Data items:
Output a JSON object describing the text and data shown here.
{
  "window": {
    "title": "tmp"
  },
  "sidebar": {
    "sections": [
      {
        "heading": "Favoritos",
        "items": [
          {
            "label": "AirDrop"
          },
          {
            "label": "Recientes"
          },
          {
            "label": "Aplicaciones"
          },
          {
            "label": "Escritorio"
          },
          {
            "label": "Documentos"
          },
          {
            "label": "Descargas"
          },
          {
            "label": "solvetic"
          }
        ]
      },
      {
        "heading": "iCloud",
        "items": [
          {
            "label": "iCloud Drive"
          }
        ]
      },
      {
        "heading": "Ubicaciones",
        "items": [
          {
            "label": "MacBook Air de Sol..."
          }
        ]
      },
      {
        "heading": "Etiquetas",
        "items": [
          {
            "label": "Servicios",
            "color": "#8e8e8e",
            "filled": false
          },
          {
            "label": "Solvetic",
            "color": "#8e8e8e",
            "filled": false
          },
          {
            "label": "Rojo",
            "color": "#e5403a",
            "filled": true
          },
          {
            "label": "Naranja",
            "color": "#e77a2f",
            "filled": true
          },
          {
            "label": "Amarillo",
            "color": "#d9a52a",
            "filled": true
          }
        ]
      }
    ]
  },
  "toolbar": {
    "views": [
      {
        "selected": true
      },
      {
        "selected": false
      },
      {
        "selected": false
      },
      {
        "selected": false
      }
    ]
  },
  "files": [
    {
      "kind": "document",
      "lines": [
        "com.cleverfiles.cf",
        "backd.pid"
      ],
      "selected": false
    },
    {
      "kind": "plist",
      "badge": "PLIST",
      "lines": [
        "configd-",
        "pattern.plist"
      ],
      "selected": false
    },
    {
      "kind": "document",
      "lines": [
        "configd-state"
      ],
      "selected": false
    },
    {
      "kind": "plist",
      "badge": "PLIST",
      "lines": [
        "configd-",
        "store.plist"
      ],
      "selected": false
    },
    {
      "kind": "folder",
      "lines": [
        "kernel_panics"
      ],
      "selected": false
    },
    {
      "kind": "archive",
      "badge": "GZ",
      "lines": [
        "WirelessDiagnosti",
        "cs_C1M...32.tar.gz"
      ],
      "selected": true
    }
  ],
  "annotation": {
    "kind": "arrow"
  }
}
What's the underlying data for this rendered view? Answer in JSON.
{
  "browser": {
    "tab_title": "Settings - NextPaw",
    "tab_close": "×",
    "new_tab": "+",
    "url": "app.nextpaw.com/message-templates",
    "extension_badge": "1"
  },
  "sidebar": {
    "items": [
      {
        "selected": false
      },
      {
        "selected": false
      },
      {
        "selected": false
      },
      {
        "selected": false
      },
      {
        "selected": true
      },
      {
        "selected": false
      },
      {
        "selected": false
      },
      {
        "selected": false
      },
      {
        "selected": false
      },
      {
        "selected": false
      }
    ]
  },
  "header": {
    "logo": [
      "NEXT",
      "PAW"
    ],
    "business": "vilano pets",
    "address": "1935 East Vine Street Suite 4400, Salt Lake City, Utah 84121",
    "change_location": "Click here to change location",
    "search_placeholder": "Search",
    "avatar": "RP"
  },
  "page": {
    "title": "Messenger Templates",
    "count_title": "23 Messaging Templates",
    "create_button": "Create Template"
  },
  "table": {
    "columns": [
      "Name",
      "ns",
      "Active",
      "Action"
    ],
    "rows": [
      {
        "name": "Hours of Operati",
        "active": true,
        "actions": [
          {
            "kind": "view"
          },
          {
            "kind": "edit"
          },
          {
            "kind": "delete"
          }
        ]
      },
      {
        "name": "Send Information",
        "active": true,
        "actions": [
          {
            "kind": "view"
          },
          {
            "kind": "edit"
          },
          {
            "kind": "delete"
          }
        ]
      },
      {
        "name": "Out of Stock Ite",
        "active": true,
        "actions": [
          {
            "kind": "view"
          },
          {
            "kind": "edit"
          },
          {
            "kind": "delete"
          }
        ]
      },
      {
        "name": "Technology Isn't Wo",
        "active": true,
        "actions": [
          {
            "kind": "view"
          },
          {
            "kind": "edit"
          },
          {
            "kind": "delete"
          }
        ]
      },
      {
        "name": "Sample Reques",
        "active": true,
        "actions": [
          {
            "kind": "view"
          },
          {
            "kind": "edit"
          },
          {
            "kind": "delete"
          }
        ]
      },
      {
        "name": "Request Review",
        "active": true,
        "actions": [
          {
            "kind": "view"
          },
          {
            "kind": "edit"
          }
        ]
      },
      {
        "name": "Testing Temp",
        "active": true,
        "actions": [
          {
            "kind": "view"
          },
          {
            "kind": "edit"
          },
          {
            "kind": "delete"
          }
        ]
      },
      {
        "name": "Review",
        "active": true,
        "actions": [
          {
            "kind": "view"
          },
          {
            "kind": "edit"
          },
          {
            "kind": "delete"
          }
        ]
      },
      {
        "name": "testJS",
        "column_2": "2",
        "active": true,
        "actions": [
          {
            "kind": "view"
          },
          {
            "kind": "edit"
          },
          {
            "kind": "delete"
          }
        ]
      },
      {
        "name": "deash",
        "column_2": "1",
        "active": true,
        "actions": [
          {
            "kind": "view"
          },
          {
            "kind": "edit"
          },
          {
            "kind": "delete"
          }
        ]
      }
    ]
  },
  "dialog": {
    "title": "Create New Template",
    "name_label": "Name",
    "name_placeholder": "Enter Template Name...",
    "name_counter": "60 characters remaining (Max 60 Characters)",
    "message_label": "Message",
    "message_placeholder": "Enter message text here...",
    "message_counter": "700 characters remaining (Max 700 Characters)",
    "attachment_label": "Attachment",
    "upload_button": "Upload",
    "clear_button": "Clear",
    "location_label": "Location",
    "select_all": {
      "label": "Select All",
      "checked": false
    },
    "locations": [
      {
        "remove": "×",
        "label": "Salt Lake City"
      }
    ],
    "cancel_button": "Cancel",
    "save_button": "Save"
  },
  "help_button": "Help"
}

Set problem
Please output the entire listing exactly as it stands.

Task solution
Output a JSON object describing the text and data shown here.
{
  "window": {
    "title": "tmp"
  },
  "sidebar": {
    "sections": [
      {
        "heading": "Favoritos",
        "items": [
          {
            "label": "AirDrop"
          },
          {
            "label": "Recientes"
          },
          {
            "label": "Aplicaciones"
          },
          {
            "label": "Escritorio"
          },
          {
            "label": "Documentos"
          },
          {
            "label": "Descargas"
          },
          {
            "label": "solvetic"
          }
        ]
      },
      {
        "heading": "iCloud",
        "items": [
          {
            "label": "iCloud Drive"
          }
        ]
      },
      {
        "heading": "Ubicaciones",
        "items": [
          {
            "label": "MacBook Air de Sol..."
          }
        ]
      },
      {
        "heading": "Etiquetas",
        "items": [
          {
            "label": "Servicios",
            "color": "#8e8e8e",
            "filled": false
          },
          {
            "label": "Solvetic",
            "color": "#8e8e8e",
            "filled": false
          },
          {
            "label": "Rojo",
            "color": "#e5403a",
            "filled": true
          },
          {
            "label": "Naranja",
            "color": "#e77a2f",
            "filled": true
          },
          {
            "label": "Amarillo",
            "color": "#d9a52a",
            "filled": true
          }
        ]
      }
    ]
  },
  "toolbar": {
    "views": [
      {
        "selected": true
      },
      {
        "selected": false
      },
      {
        "selected": false
      },
      {
        "selected": false
      }
    ]
  },
  "files": [
    {
      "kind": "document",
      "lines": [
        "com.cleverfiles.cf",
        "backd.pid"
      ],
      "selected": false
    },
    {
      "kind": "plist",
      "badge": "PLIST",
      "lines": [
        "configd-",
        "pattern.plist"
      ],
      "selected": false
    },
    {
      "kind": "document",
      "lines": [
        "configd-state"
      ],
      "selected": false
    },
    {
      "kind": "plist",
      "badge": "PLIST",
      "lines": [
        "configd-",
        "store.plist"
      ],
      "selected": false
    },
    {
      "kind": "folder",
      "lines": [
        "kernel_panics"
      ],
      "selected": false
    },
    {
      "kind": "archive",
      "badge": "GZ",
      "lines": [
        "WirelessDiagnosti",
        "cs_C1M...32.tar.gz"
      ],
      "selected": true
    }
  ],
  "annotation": {
    "kind": "arrow"
  }
}
What's the underlying data for this rendered view? Answer in JSON.
{
  "browser": {
    "tab_title": "Settings - NextPaw",
    "tab_close": "×",
    "new_tab": "+",
    "url": "app.nextpaw.com/message-templates",
    "extension_badge": "1"
  },
  "sidebar": {
    "items": [
      {
        "selected": false
      },
      {
        "selected": false
      },
      {
        "selected": false
      },
      {
        "selected": false
      },
      {
        "selected": true
      },
      {
        "selected": false
      },
      {
        "selected": false
      },
      {
        "selected": false
      },
      {
        "selected": false
      },
      {
        "selected": false
      }
    ]
  },
  "header": {
    "logo": [
      "NEXT",
      "PAW"
    ],
    "business": "vilano pets",
    "address": "1935 East Vine Street Suite 4400, Salt Lake City, Utah 84121",
    "change_location": "Click here to change location",
    "search_placeholder": "Search",
    "avatar": "RP"
  },
  "page": {
    "title": "Messenger Templates",
    "count_title": "23 Messaging Templates",
    "create_button": "Create Template"
  },
  "table": {
    "columns": [
      "Name",
      "ns",
      "Active",
      "Action"
    ],
    "rows": [
      {
        "name": "Hours of Operati",
        "active": true,
        "actions": [
          {
            "kind": "view"
          },
          {
            "kind": "edit"
          },
          {
            "kind": "delete"
          }
        ]
      },
      {
        "name": "Send Information",
        "active": true,
        "actions": [
          {
            "kind": "view"
          },
          {
            "kind": "edit"
          },
          {
            "kind": "delete"
          }
        ]
      },
      {
        "name": "Out of Stock Ite",
        "active": true,
        "actions": [
          {
            "kind": "view"
          },
          {
            "kind": "edit"
          },
          {
            "kind": "delete"
          }
        ]
      },
      {
        "name": "Technology Isn't Wo",
        "active": true,
        "actions": [
          {
            "kind": "view"
          },
          {
            "kind": "edit"
          },
          {
            "kind": "delete"
          }
        ]
      },
      {
        "name": "Sample Reques",
        "active": true,
        "actions": [
          {
            "kind": "view"
          },
          {
            "kind": "edit"
          },
          {
            "kind": "delete"
          }
        ]
      },
      {
        "name": "Request Review",
        "active": true,
        "actions": [
          {
            "kind": "view"
          },
          {
            "kind": "edit"
          }
        ]
      },
      {
        "name": "Testing Temp",
        "active": true,
        "actions": [
          {
            "kind": "view"
          },
          {
            "kind": "edit"
          },
          {
            "kind": "delete"
          }
        ]
      },
      {
        "name": "Review",
        "active": true,
        "actions": [
          {
            "kind": "view"
          },
          {
            "kind": "edit"
          },
          {
            "kind": "delete"
          }
        ]
      },
      {
        "name": "testJS",
        "column_2": "2",
        "active": true,
        "actions": [
          {
            "kind": "view"
          },
          {
            "kind": "edit"
          },
          {
            "kind": "delete"
          }
        ]
      },
      {
        "name": "deash",
        "column_2": "1",
        "active": true,
        "actions": [
          {
            "kind": "view"
          },
          {
            "kind": "edit"
          },
          {
            "kind": "delete"
          }
        ]
      }
    ]
  },
  "dialog": {
    "title": "Create New Template",
    "name_label": "Name",
    "name_placeholder": "Enter Template Name...",
    "name_counter": "60 characters remaining (Max 60 Characters)",
    "message_label": "Message",
    "message_placeholder": "Enter message text here...",
    "message_counter": "700 characters remaining (Max 700 Characters)",
    "attachment_label": "Attachment",
    "upload_button": "Upload",
    "clear_button": "Clear",
    "location_label": "Location",
    "select_all": {
      "label": "Select All",
      "checked": false
    },
    "locations": [
      {
        "remove": "×",
        "label": "Salt Lake City"
      }
    ],
    "cancel_button": "Cancel",
    "save_button": "Save"
  },
  "help_button": "Help"
}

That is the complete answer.